— Begin Data lines —

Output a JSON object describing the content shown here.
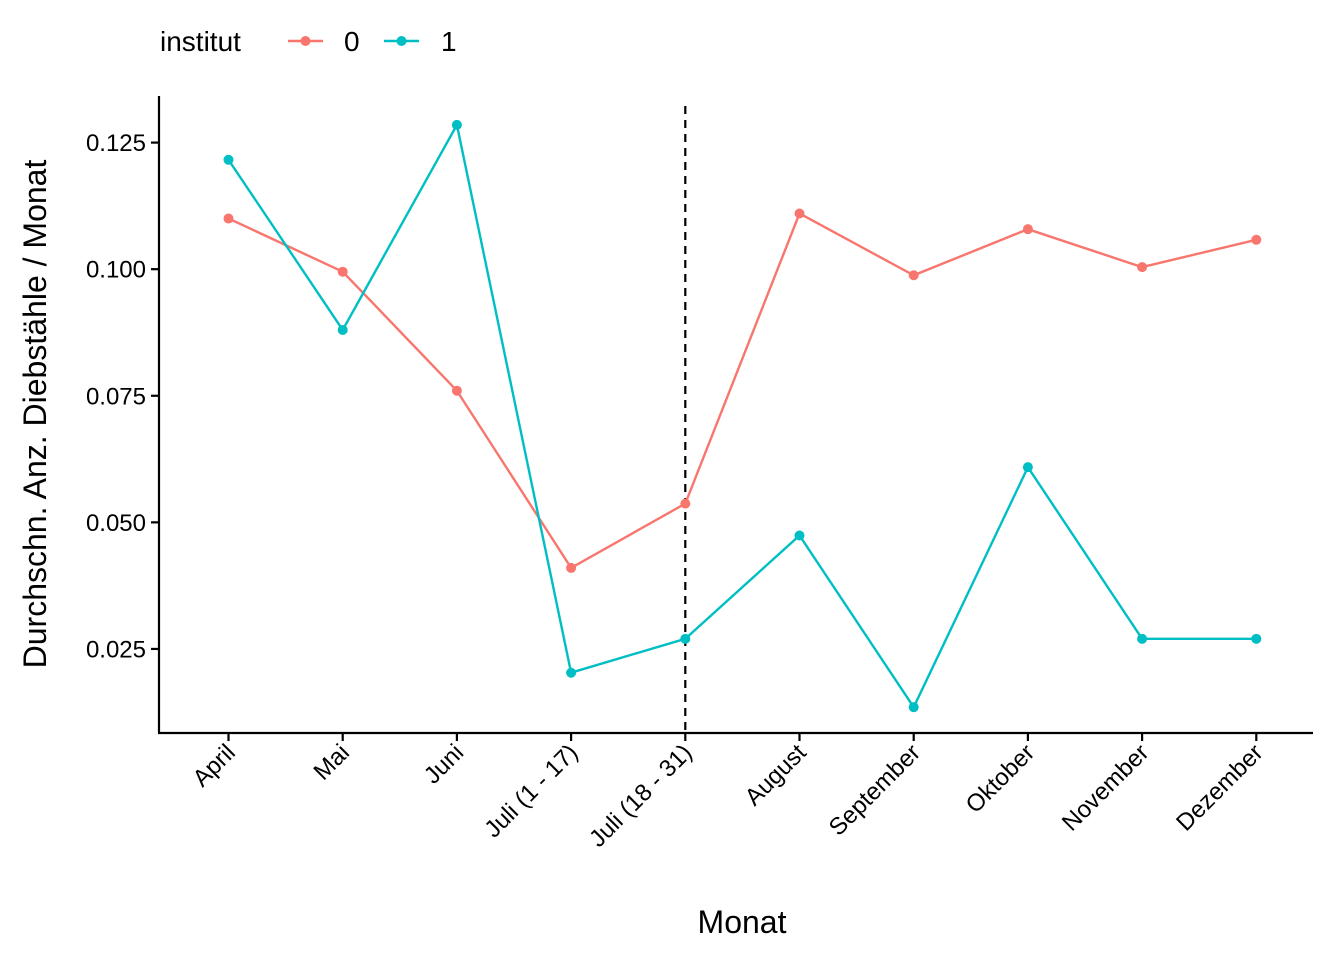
{
  "chart_data": {
    "type": "line",
    "xlabel": "Monat",
    "ylabel": "Durchschn. Anz. Diebstähle / Monat",
    "categories": [
      "April",
      "Mai",
      "Juni",
      "Juli (1 - 17)",
      "Juli (18 - 31)",
      "August",
      "September",
      "Oktober",
      "November",
      "Dezember"
    ],
    "series": [
      {
        "name": "0",
        "color": "#F8766D",
        "values": [
          0.11,
          0.0995,
          0.076,
          0.041,
          0.0537,
          0.111,
          0.0988,
          0.1079,
          0.1004,
          0.1058
        ]
      },
      {
        "name": "1",
        "color": "#00BFC4",
        "values": [
          0.1216,
          0.088,
          0.1285,
          0.0203,
          0.027,
          0.0474,
          0.0135,
          0.0609,
          0.027,
          0.027
        ]
      }
    ],
    "ylim": [
      0.0084,
      0.1342
    ],
    "yticks": [
      0.025,
      0.05,
      0.075,
      0.1,
      0.125
    ],
    "ytick_labels": [
      "0.025",
      "0.050",
      "0.075",
      "0.100",
      "0.125"
    ],
    "vline_category": "Juli (18 - 31)",
    "vline_style": "dashed",
    "legend": {
      "title": "institut",
      "position": "top-left"
    },
    "grid": false
  }
}
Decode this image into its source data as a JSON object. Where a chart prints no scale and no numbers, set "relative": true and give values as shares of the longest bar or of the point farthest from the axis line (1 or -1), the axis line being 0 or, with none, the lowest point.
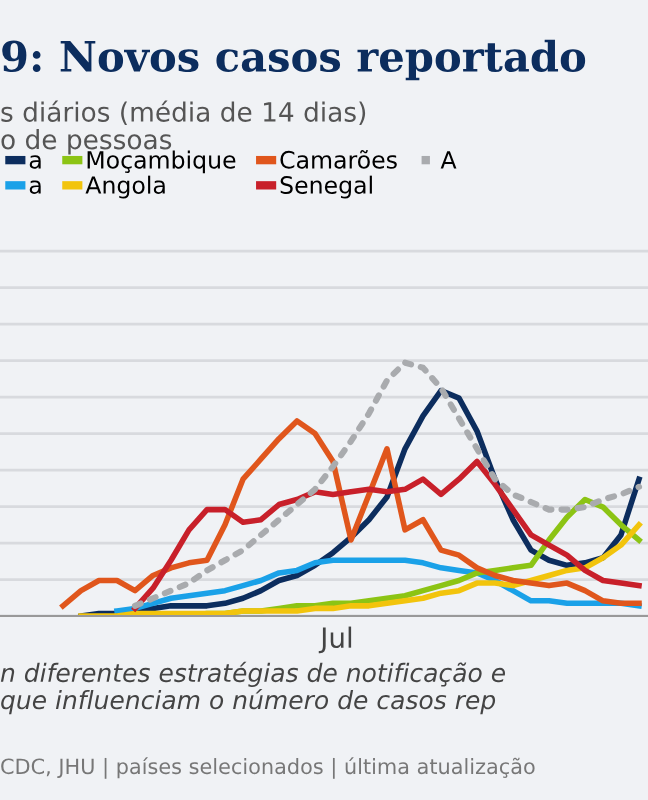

— End Data lines —

Task to carry out
Exactly reproduce the entries above, minus the pictures.

Response to this exercise
Output a JSON object describing the content shown here.
{
  "chart_data": {
    "type": "line",
    "xlabel": "Monat",
    "ylabel": "Durchschn. Anz. Diebstähle / Monat",
    "categories": [
      "April",
      "Mai",
      "Juni",
      "Juli (1 - 17)",
      "Juli (18 - 31)",
      "August",
      "September",
      "Oktober",
      "November",
      "Dezember"
    ],
    "series": [
      {
        "name": "0",
        "color": "#F8766D",
        "values": [
          0.11,
          0.0995,
          0.076,
          0.041,
          0.0537,
          0.111,
          0.0988,
          0.1079,
          0.1004,
          0.1058
        ]
      },
      {
        "name": "1",
        "color": "#00BFC4",
        "values": [
          0.1216,
          0.088,
          0.1285,
          0.0203,
          0.027,
          0.0474,
          0.0135,
          0.0609,
          0.027,
          0.027
        ]
      }
    ],
    "ylim": [
      0.0084,
      0.1342
    ],
    "yticks": [
      0.025,
      0.05,
      0.075,
      0.1,
      0.125
    ],
    "ytick_labels": [
      "0.025",
      "0.050",
      "0.075",
      "0.100",
      "0.125"
    ],
    "vline_category": "Juli (18 - 31)",
    "vline_style": "dashed",
    "legend": {
      "title": "institut",
      "position": "top-left"
    },
    "grid": false
  }
}
Decode this image into its source data as a JSON object. Where a chart prints no scale and no numbers, set "relative": true and give values as shares of the longest bar or of the point farthest from the axis line (1 or -1), the axis line being 0 or, with none, the lowest point.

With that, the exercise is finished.